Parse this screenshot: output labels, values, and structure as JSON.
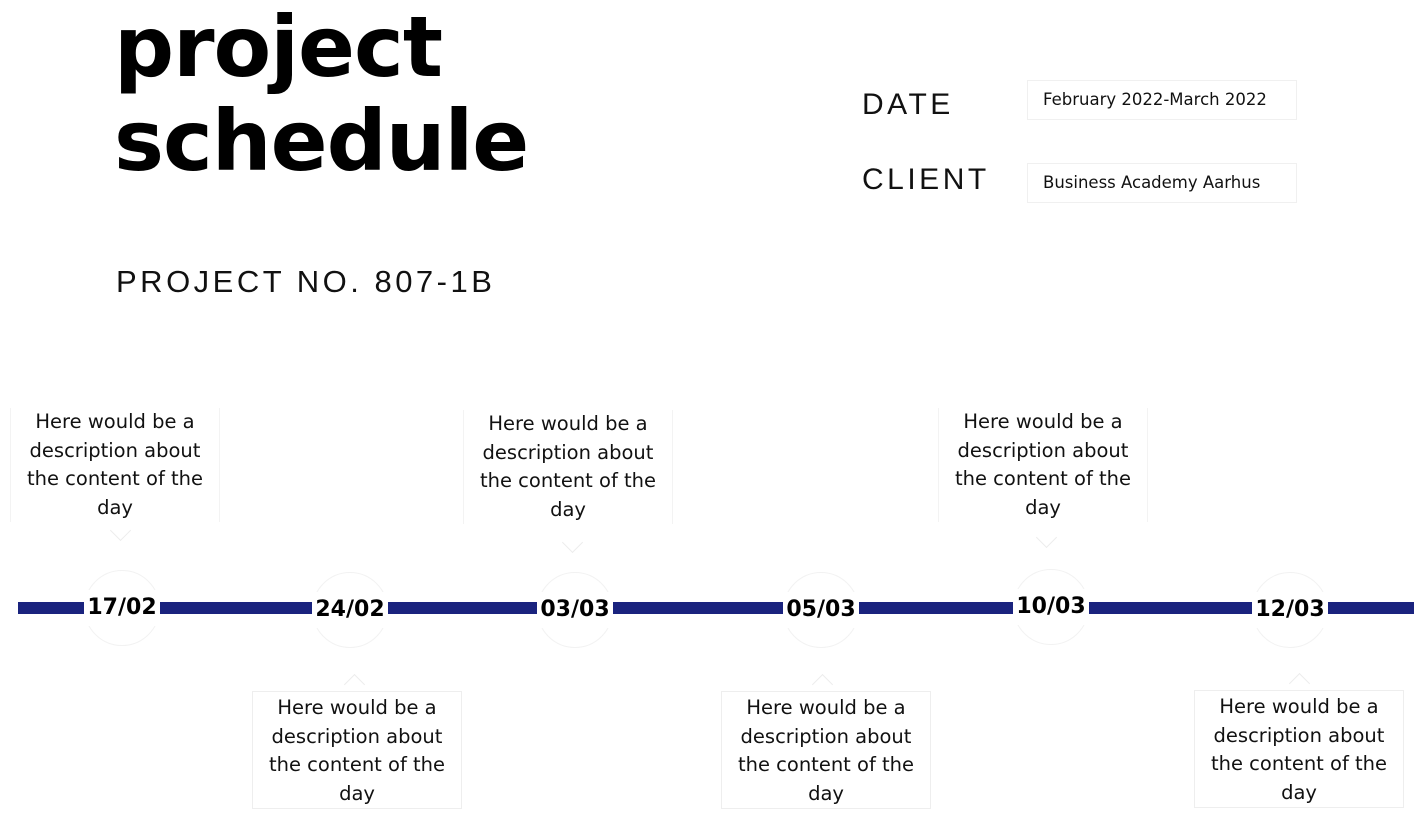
{
  "title": {
    "line1": "project",
    "line2": "schedule"
  },
  "project_no": "PROJECT NO. 807-1B",
  "meta": {
    "date_label": "DATE",
    "date_value": "February 2022-March 2022",
    "client_label": "CLIENT",
    "client_value": "Business Academy Aarhus"
  },
  "colors": {
    "timeline": "#1a237e"
  },
  "milestones": [
    {
      "date": "17/02",
      "position": "above",
      "description": "Here would be a description about the content of the day"
    },
    {
      "date": "24/02",
      "position": "below",
      "description": "Here would be a description about the content of the day"
    },
    {
      "date": "03/03",
      "position": "above",
      "description": "Here would be a description about the content of the day"
    },
    {
      "date": "05/03",
      "position": "below",
      "description": "Here would be a description about the content of the day"
    },
    {
      "date": "10/03",
      "position": "above",
      "description": "Here would be a description about the content of the day"
    },
    {
      "date": "12/03",
      "position": "below",
      "description": "Here would be a description about the content of the day"
    }
  ]
}
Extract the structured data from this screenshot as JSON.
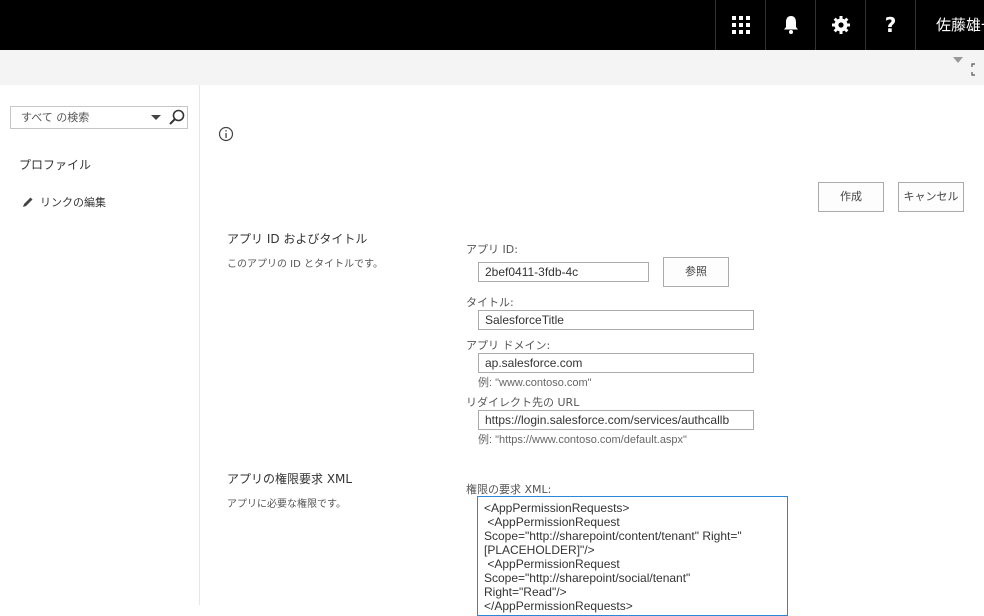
{
  "topbar": {
    "icons": [
      "app-launcher-icon",
      "bell-icon",
      "gear-icon",
      "question-icon"
    ],
    "user_name": "佐藤雄一"
  },
  "search": {
    "placeholder": "すべて の検索"
  },
  "leftnav": {
    "profile": "プロファイル",
    "edit_links": "リンクの編集"
  },
  "actions": {
    "create": "作成",
    "cancel": "キャンセル"
  },
  "section_app": {
    "title": "アプリ ID およびタイトル",
    "desc": "このアプリの ID とタイトルです。"
  },
  "fields": {
    "app_id_label": "アプリ ID:",
    "app_id_value": "2bef0411-3fdb-4c",
    "lookup": "参照",
    "title_label": "タイトル:",
    "title_value": "SalesforceTitle",
    "domain_label": "アプリ ドメイン:",
    "domain_value": "ap.salesforce.com",
    "domain_example": "例: \"www.contoso.com\"",
    "redirect_label": "リダイレクト先の URL",
    "redirect_value": "https://login.salesforce.com/services/authcallb",
    "redirect_example": "例: \"https://www.contoso.com/default.aspx\""
  },
  "section_perm": {
    "title": "アプリの権限要求 XML",
    "desc": "アプリに必要な権限です。"
  },
  "perm": {
    "label": "権限の要求 XML:",
    "lines": [
      "<AppPermissionRequests>",
      " <AppPermissionRequest",
      "Scope=\"http://sharepoint/content/tenant\" Right=\"",
      "[PLACEHOLDER]\"/>",
      " <AppPermissionRequest",
      "Scope=\"http://sharepoint/social/tenant\"",
      "Right=\"Read\"/>",
      "</AppPermissionRequests>"
    ]
  }
}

Problem to work on:
How many lines of the data contain the word "screenshot"? Answer with the number alone.

Exercise result:
2